SHORT EXERCISE -
Wherever a line holds the word "electrician", copy that line out.

LISTED ENTRIES -
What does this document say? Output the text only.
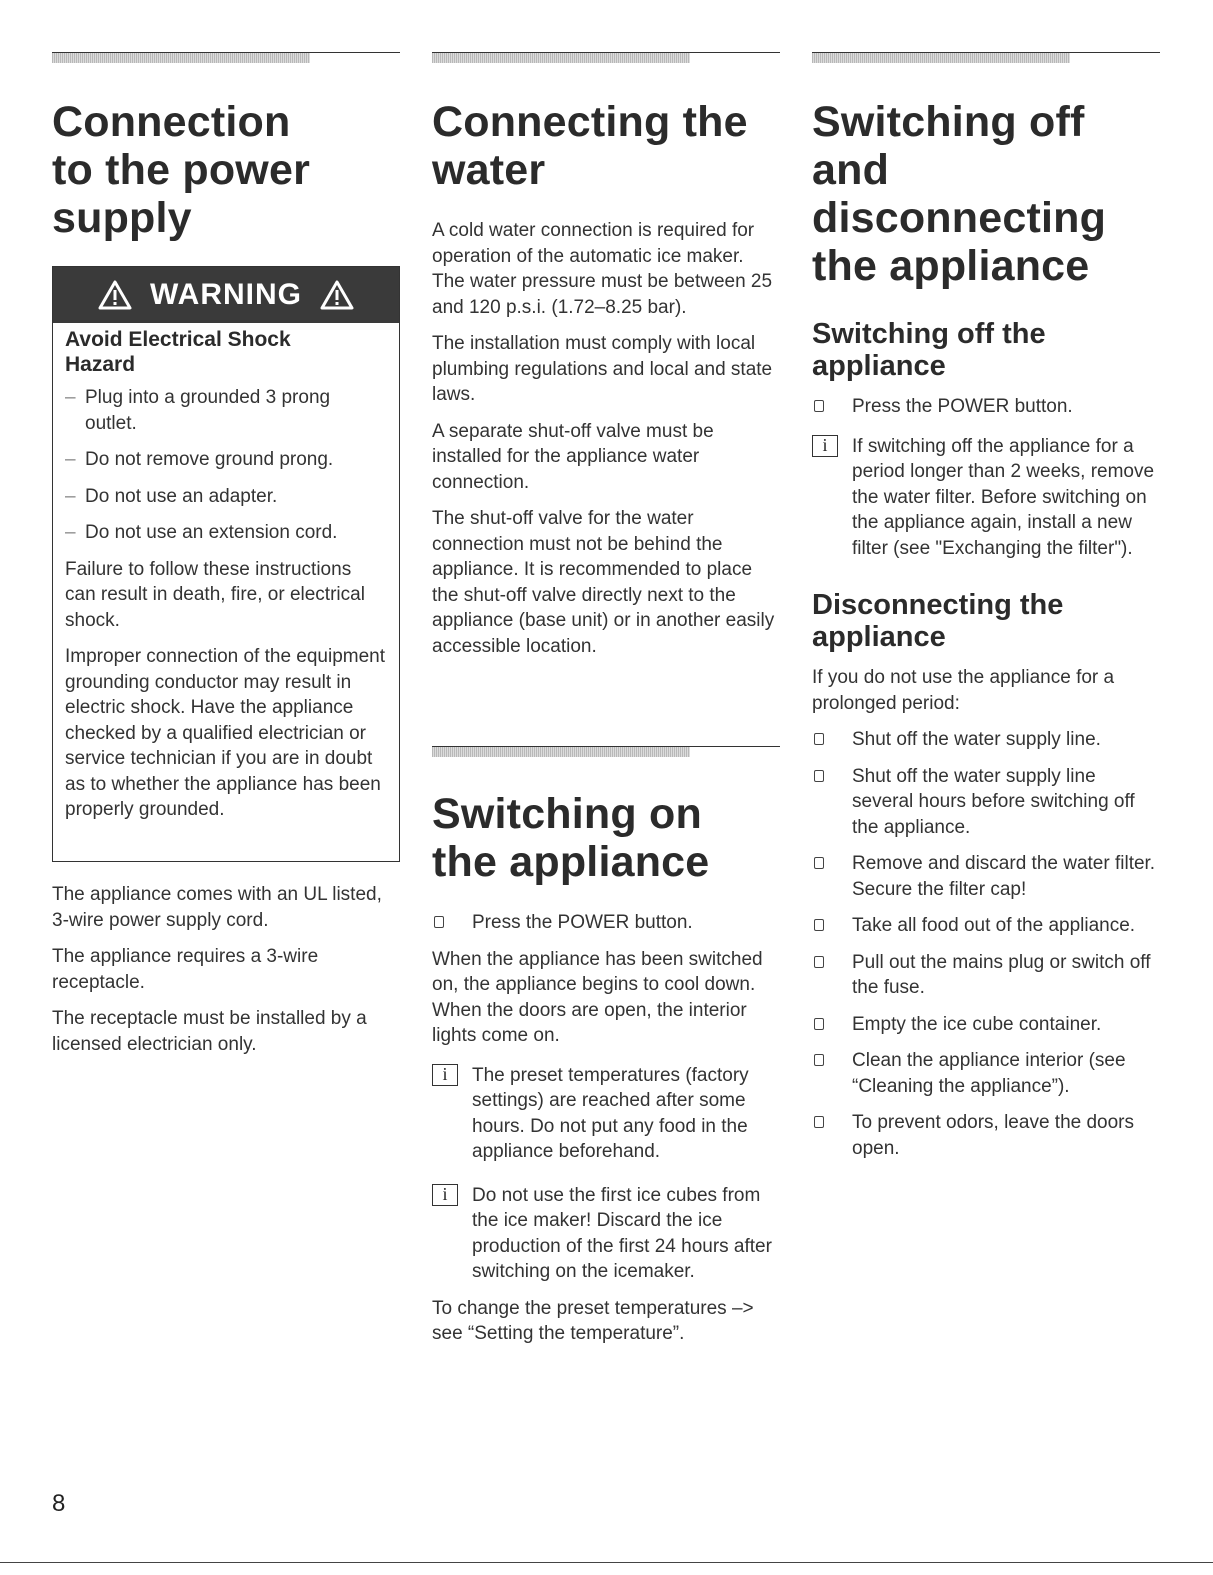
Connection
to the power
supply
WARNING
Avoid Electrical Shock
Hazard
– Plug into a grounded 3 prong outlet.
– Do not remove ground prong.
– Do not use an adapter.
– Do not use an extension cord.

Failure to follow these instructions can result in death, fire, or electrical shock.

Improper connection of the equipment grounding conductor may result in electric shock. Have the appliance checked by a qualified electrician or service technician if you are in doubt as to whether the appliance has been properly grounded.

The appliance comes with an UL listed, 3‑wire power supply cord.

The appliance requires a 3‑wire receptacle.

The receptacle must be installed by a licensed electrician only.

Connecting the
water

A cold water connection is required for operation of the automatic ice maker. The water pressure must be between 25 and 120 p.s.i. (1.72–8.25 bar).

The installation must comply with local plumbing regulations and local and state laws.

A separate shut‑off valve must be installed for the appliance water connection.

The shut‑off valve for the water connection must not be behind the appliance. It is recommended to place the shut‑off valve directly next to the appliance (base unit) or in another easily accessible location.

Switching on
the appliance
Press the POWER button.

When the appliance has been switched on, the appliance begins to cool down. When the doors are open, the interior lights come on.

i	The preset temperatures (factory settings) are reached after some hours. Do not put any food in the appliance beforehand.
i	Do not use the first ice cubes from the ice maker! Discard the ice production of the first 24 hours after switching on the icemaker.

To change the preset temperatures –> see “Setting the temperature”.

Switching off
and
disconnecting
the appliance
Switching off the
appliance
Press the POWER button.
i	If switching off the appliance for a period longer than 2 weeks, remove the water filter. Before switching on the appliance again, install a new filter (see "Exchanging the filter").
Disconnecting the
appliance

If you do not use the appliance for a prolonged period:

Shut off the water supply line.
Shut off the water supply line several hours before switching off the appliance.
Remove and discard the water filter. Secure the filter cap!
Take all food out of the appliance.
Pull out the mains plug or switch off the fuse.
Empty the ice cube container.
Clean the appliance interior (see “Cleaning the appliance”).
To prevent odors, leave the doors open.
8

ANSWER TO THIS EXERCISE -
Improper connection of the equipment grounding conductor may result in electric shock. Have the appliance checked by a qualified electrician or service technician if you are in doubt as to whether the appliance has been properly grounded.
The receptacle must be installed by a licensed electrician only.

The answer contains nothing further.